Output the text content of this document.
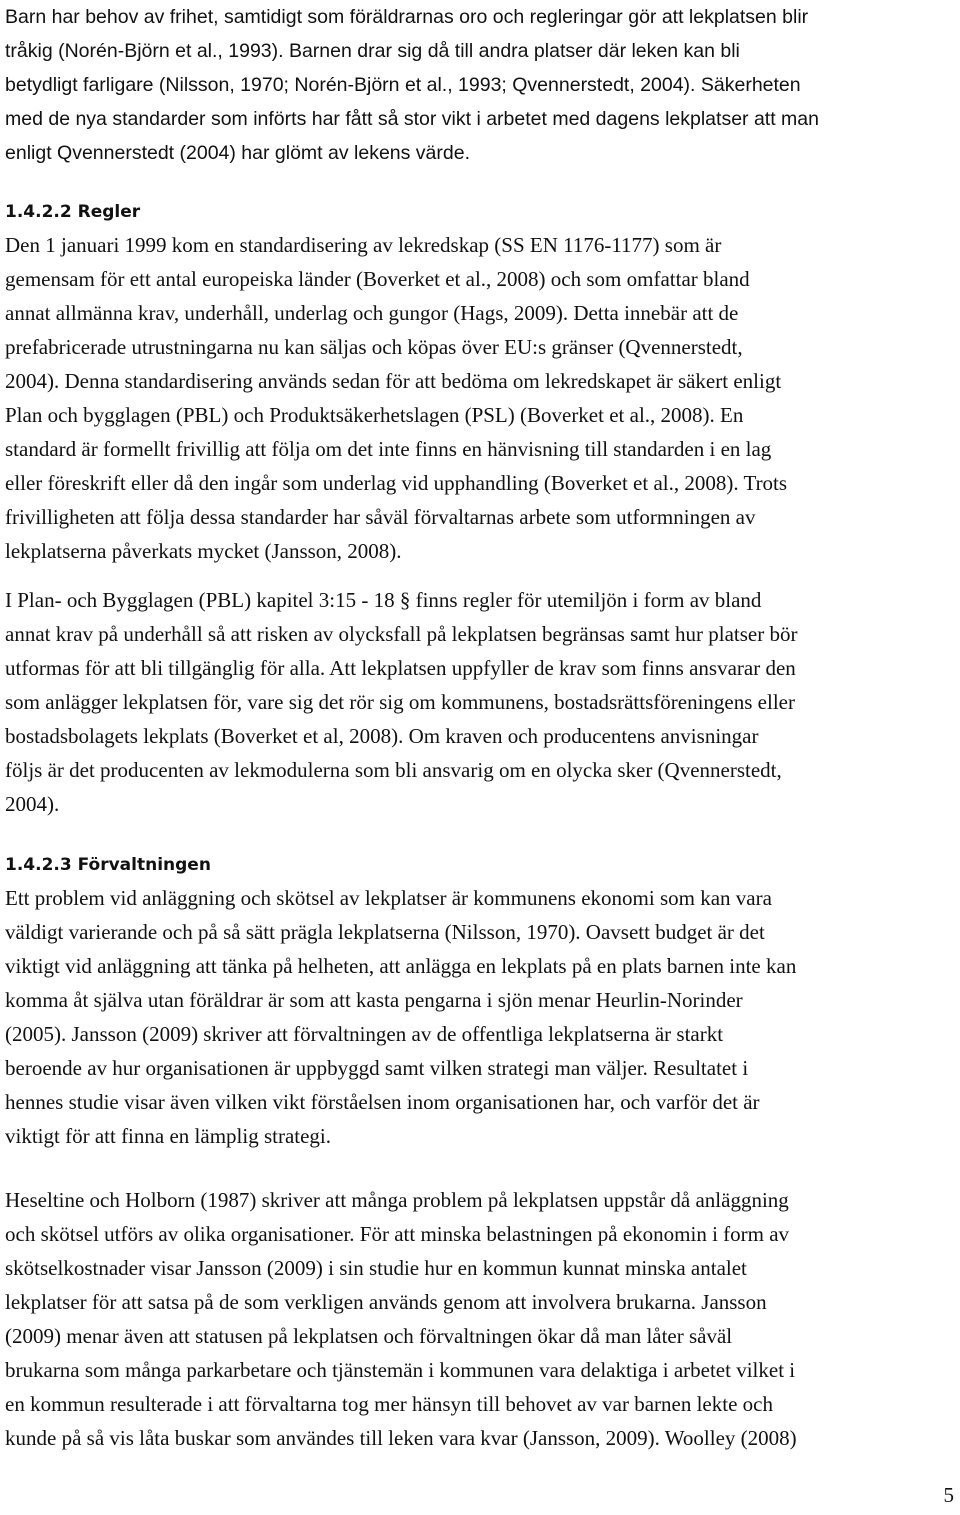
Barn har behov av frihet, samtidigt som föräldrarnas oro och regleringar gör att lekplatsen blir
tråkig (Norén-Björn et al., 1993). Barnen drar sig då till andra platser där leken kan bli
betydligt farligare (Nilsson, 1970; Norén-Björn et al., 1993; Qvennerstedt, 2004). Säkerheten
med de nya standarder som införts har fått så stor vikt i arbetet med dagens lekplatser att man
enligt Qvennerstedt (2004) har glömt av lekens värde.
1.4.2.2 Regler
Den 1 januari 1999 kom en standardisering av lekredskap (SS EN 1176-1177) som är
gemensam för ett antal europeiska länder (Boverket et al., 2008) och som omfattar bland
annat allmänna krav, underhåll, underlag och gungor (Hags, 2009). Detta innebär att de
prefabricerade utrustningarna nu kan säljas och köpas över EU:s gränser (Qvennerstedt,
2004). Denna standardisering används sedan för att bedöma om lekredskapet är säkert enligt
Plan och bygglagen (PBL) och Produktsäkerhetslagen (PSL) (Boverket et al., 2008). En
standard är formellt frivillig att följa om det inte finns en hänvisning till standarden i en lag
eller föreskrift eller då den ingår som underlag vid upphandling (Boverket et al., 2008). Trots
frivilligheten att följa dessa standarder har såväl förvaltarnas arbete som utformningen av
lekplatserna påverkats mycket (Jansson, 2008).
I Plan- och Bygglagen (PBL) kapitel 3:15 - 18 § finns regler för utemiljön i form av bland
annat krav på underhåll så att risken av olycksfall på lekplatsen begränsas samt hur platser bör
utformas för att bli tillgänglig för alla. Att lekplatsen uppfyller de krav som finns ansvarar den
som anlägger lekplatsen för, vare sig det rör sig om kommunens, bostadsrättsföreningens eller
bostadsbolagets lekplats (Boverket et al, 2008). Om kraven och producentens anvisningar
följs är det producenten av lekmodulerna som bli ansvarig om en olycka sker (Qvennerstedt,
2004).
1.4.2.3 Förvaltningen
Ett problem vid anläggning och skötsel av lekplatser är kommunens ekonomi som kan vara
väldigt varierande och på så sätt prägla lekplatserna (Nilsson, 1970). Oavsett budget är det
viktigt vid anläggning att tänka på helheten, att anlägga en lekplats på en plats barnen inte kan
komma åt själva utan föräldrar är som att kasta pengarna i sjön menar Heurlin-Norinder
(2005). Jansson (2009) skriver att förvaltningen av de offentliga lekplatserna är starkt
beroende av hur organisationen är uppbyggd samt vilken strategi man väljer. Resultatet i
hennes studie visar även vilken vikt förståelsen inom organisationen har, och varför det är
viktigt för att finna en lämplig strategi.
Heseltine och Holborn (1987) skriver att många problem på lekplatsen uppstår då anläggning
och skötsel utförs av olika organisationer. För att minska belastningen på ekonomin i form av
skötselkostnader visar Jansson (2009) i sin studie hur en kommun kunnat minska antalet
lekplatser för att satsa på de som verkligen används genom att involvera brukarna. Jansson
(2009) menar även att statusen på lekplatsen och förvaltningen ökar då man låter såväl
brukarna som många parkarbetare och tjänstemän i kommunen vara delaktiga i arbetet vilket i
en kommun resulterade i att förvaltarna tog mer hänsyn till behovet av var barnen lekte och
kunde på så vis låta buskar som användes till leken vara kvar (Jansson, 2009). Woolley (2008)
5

——

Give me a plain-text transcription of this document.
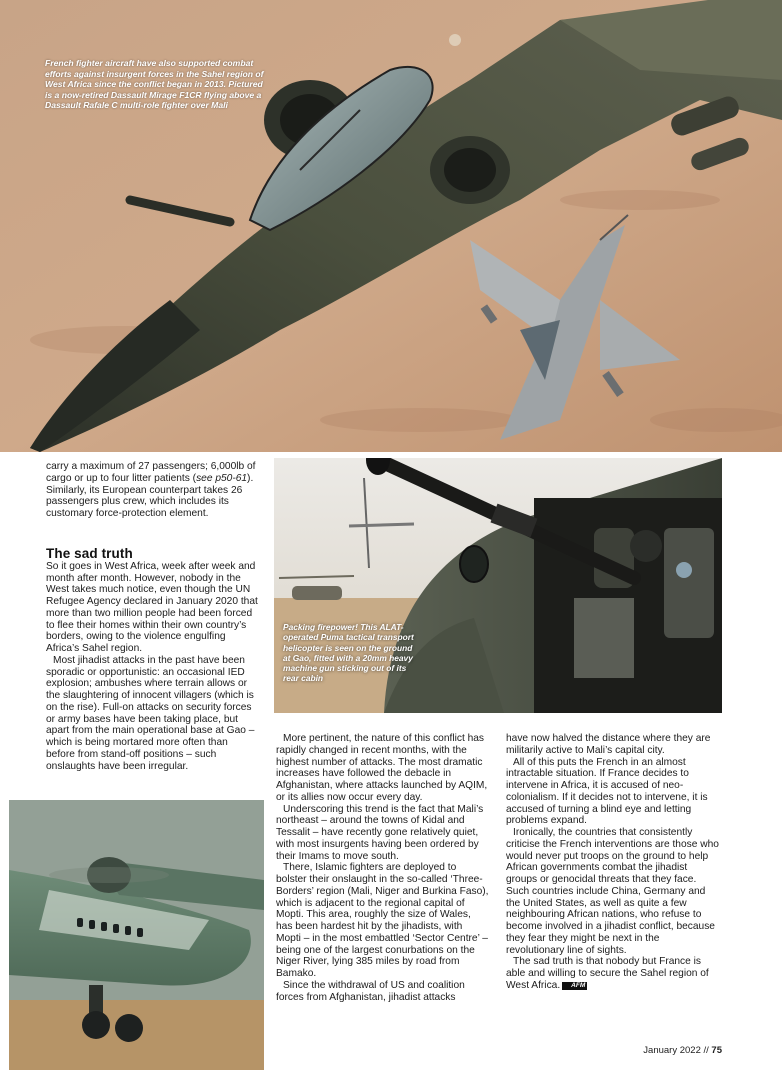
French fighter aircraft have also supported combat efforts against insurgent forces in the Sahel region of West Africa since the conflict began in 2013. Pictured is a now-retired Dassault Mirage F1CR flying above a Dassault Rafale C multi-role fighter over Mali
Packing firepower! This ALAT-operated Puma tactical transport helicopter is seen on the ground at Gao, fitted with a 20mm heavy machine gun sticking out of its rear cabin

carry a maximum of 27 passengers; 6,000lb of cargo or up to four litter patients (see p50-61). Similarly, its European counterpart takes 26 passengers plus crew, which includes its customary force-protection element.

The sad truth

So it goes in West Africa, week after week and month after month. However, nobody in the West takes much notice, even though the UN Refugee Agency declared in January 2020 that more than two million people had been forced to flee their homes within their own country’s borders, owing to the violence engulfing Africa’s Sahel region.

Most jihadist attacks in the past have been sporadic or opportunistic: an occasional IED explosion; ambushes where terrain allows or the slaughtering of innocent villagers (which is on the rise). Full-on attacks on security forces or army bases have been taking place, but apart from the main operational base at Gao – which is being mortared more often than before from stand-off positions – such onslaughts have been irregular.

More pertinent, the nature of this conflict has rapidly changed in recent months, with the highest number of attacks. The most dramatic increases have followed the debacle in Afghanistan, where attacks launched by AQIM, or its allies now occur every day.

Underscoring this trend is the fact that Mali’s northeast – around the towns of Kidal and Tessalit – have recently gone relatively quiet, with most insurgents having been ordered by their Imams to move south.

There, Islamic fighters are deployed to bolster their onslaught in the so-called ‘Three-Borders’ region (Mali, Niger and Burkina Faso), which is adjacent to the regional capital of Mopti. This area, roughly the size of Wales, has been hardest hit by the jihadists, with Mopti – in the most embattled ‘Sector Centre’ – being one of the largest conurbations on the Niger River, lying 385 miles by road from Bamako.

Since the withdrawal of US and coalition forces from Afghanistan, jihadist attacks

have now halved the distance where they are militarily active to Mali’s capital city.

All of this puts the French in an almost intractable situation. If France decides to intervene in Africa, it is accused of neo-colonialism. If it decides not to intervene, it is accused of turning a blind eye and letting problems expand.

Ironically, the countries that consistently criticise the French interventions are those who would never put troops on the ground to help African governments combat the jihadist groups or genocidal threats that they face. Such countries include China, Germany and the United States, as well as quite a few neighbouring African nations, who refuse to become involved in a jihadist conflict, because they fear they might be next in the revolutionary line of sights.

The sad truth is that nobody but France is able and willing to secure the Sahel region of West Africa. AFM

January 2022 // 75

——

### Exercise details:
Within the lines above, find those holding the word "även" and copy them.

### Answer to this problem:
hennes studie visar även vilken vikt förståelsen inom organisationen har, och varför det är
(2009) menar även att statusen på lekplatsen och förvaltningen ökar då man låter såväl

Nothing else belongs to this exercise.